- **Direction**
Gather every line of the data below that contains the string "source" and copy each of those lines in full.

- **Provided records**
==============================

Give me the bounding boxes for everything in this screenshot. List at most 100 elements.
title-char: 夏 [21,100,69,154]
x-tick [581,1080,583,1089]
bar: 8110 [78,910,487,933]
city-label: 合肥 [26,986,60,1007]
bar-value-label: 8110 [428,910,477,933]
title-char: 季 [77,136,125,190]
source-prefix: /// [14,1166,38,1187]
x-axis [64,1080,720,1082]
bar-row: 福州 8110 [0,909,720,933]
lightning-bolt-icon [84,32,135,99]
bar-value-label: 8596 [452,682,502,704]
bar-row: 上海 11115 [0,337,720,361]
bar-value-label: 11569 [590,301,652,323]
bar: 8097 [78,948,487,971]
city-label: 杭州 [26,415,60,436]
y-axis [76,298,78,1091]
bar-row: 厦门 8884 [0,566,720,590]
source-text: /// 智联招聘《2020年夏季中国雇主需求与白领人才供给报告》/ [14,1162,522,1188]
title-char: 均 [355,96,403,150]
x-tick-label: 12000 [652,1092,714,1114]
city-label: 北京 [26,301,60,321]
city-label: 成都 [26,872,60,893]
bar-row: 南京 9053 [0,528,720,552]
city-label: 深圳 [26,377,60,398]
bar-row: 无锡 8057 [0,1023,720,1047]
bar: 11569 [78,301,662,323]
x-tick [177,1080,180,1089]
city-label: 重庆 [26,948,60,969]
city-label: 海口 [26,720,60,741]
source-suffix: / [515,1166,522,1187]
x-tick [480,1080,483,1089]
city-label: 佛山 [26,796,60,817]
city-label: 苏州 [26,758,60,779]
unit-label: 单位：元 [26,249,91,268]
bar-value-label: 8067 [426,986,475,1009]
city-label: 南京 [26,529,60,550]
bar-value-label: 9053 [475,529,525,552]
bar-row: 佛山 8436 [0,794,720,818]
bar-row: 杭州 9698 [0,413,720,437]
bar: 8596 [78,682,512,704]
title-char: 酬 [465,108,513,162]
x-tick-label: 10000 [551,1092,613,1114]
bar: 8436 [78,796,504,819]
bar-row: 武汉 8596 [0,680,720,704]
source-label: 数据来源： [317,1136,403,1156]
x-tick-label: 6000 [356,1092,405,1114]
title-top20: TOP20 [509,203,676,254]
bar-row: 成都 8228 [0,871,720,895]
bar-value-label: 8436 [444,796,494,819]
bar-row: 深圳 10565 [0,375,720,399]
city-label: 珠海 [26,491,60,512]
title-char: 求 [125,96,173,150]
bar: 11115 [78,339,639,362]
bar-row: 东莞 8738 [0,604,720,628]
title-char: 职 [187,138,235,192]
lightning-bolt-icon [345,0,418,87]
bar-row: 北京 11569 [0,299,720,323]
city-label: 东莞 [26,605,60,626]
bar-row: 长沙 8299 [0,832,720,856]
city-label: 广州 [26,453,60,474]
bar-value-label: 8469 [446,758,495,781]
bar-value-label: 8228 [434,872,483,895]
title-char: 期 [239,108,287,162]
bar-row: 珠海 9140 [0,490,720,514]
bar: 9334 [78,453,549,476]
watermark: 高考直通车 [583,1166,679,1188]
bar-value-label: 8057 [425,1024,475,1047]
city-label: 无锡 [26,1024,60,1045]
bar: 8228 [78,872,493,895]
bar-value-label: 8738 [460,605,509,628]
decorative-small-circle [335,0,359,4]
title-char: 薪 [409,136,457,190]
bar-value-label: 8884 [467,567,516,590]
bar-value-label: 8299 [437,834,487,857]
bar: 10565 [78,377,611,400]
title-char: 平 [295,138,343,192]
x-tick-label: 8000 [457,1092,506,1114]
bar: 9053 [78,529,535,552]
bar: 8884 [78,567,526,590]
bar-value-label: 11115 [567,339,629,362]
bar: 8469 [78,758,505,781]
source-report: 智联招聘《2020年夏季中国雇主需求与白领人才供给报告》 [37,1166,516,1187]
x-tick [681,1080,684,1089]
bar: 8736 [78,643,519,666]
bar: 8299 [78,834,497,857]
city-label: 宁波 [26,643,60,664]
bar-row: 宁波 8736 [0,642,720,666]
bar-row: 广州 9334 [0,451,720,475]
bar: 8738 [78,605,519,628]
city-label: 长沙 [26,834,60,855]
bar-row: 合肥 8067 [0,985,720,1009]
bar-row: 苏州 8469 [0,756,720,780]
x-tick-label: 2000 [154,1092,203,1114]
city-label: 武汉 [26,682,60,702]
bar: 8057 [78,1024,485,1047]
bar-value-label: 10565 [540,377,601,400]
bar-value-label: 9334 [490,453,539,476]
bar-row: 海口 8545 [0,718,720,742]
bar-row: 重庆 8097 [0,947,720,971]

==============================

- **Response to this task**
source-prefix: /// [14,1166,38,1187]
source-text: /// 智联招聘《2020年夏季中国雇主需求与白领人才供给报告》/ [14,1162,522,1188]
source-suffix: / [515,1166,522,1187]
source-label: 数据来源： [317,1136,403,1156]
source-report: 智联招聘《2020年夏季中国雇主需求与白领人才供给报告》 [37,1166,516,1187]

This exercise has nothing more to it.